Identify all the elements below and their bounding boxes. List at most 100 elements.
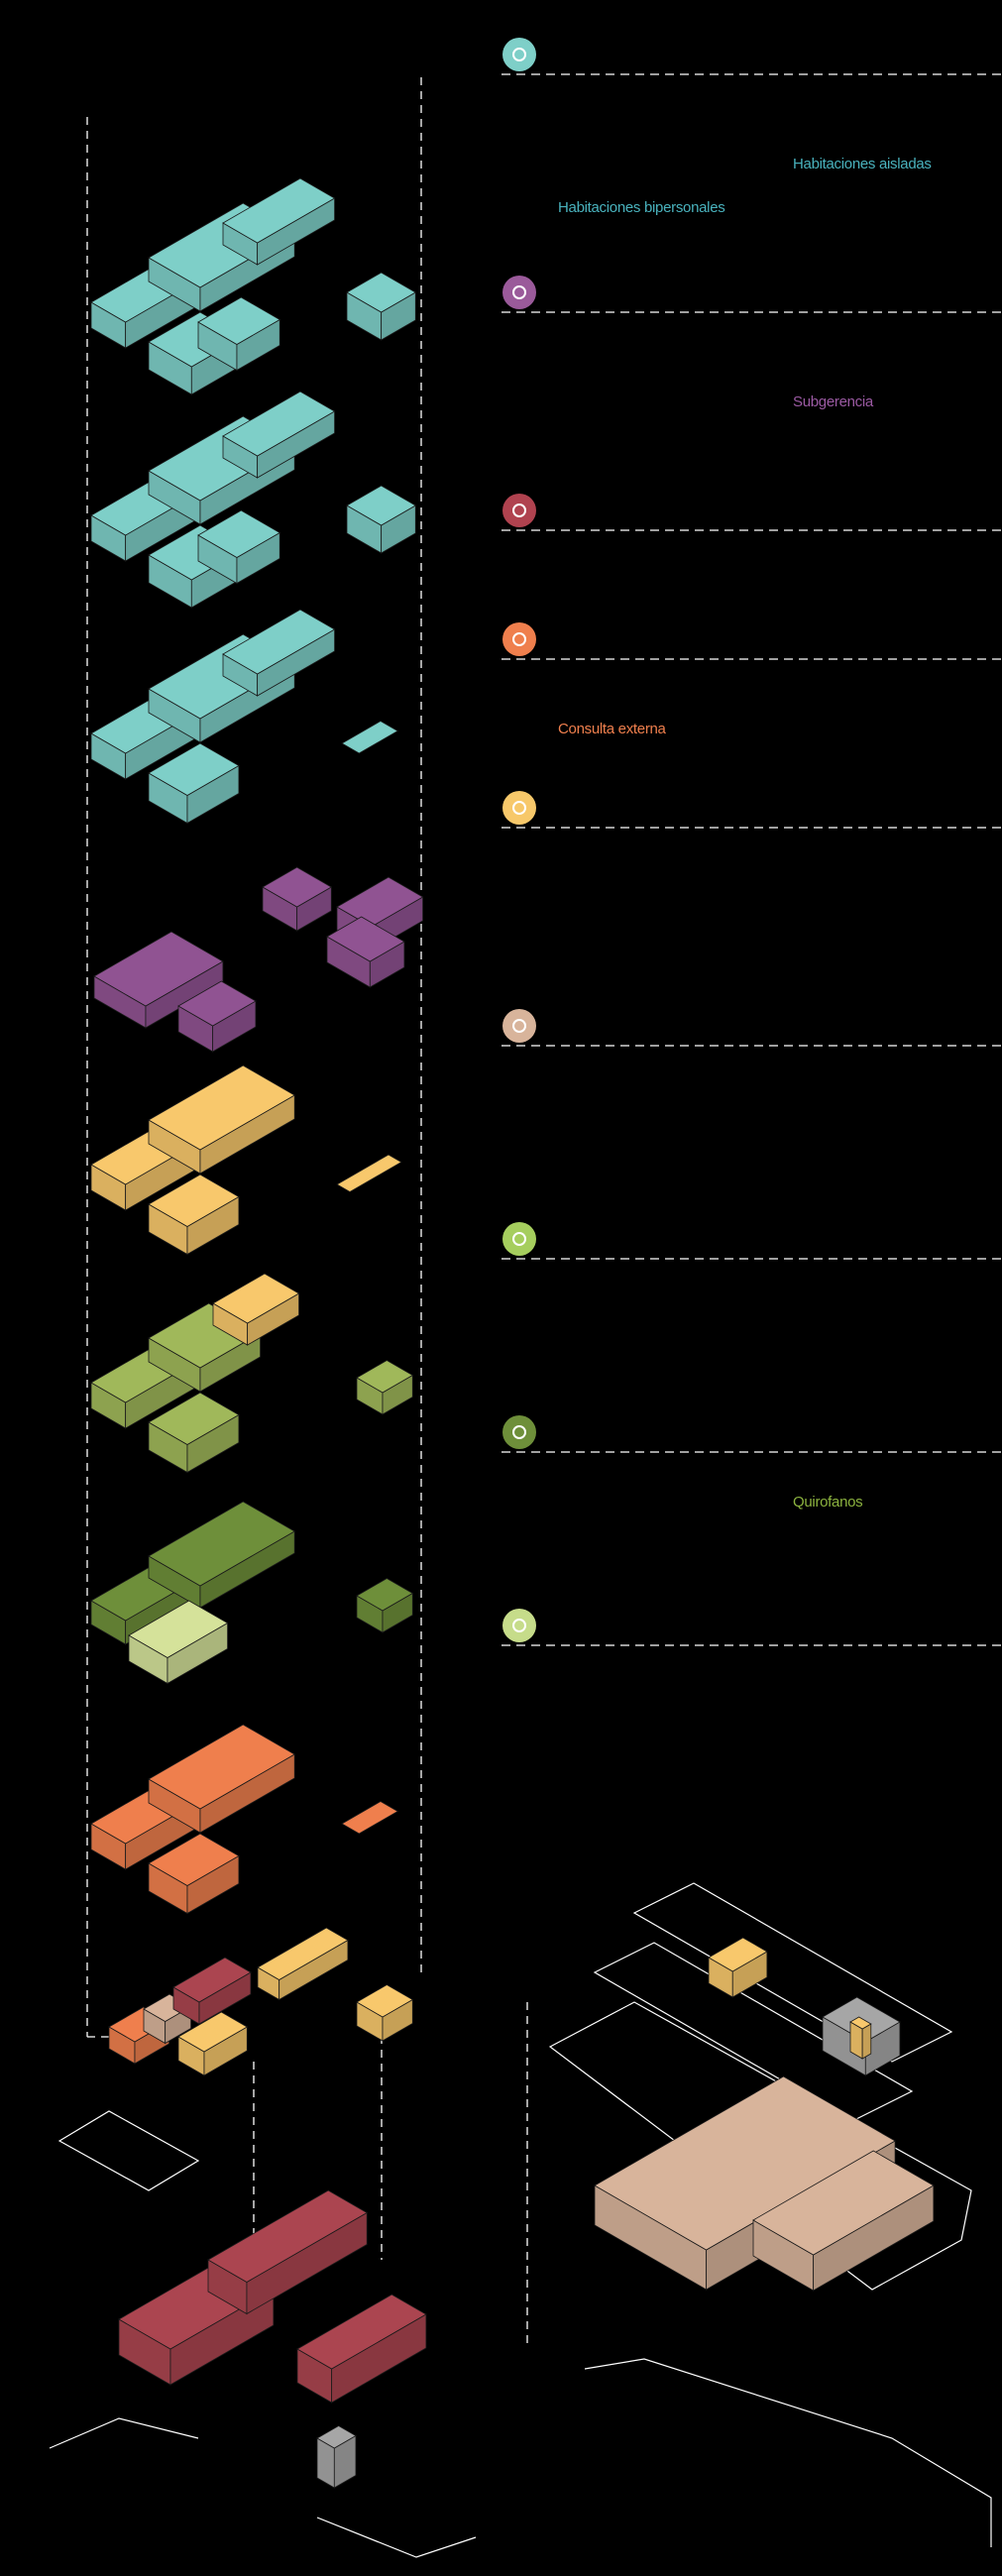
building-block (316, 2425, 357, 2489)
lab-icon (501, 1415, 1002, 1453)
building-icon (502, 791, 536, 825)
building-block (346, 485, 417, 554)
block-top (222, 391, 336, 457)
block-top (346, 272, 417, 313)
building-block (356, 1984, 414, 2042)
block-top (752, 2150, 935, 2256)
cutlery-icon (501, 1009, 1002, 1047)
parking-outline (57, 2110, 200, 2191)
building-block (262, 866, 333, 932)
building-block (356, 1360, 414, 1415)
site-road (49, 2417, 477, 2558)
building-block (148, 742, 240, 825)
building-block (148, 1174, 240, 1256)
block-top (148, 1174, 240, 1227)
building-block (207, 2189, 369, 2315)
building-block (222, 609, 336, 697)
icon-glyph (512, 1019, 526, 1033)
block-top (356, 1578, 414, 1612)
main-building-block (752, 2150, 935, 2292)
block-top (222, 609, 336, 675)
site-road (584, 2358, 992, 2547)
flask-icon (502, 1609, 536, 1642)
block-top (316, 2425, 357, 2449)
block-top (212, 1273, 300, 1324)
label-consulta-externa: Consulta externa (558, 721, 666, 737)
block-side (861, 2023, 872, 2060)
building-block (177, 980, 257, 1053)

▸ AIM:
Turn every line of the items above into a Markdown table with the columns "Row" and "Item line", numbering the rows and leaving out blank lines. Do not include the picture in the table.

▸ WRITTEN SOLUTION:
| Row | Item line |
|---|---|
| 1 | Identify all the elements below and their bounding boxes. List at most 100 elements. |
| 2 | building-block (316, 2425, 357, 2489) |
| 3 | lab-icon (501, 1415, 1002, 1453) |
| 4 | building-icon (502, 791, 536, 825) |
| 5 | building-block (346, 485, 417, 554) |
| 6 | block-top (222, 391, 336, 457) |
| 7 | block-top (346, 272, 417, 313) |
| 8 | building-block (356, 1984, 414, 2042) |
| 9 | block-top (752, 2150, 935, 2256) |
| 10 | cutlery-icon (501, 1009, 1002, 1047) |
| 11 | parking-outline (57, 2110, 200, 2191) |
| 12 | building-block (262, 866, 333, 932) |
| 13 | building-block (356, 1360, 414, 1415) |
| 14 | site-road (49, 2417, 477, 2558) |
| 15 | building-block (148, 742, 240, 825) |
| 16 | building-block (148, 1174, 240, 1256) |
| 17 | block-top (148, 1174, 240, 1227) |
| 18 | building-block (207, 2189, 369, 2315) |
| 19 | building-block (222, 609, 336, 697) |
| 20 | icon-glyph (512, 1019, 526, 1033) |
| 21 | block-top (356, 1578, 414, 1612) |
| 22 | main-building-block (752, 2150, 935, 2292) |
| 23 | block-top (222, 609, 336, 675) |
| 24 | site-road (584, 2358, 992, 2547) |
| 25 | flask-icon (502, 1609, 536, 1642) |
| 26 | block-top (316, 2425, 357, 2449) |
| 27 | block-top (212, 1273, 300, 1324) |
| 28 | label-consulta-externa: Consulta externa (558, 721, 666, 737) |
| 29 | block-side (861, 2023, 872, 2060) |
| 30 | building-block (177, 980, 257, 1053) |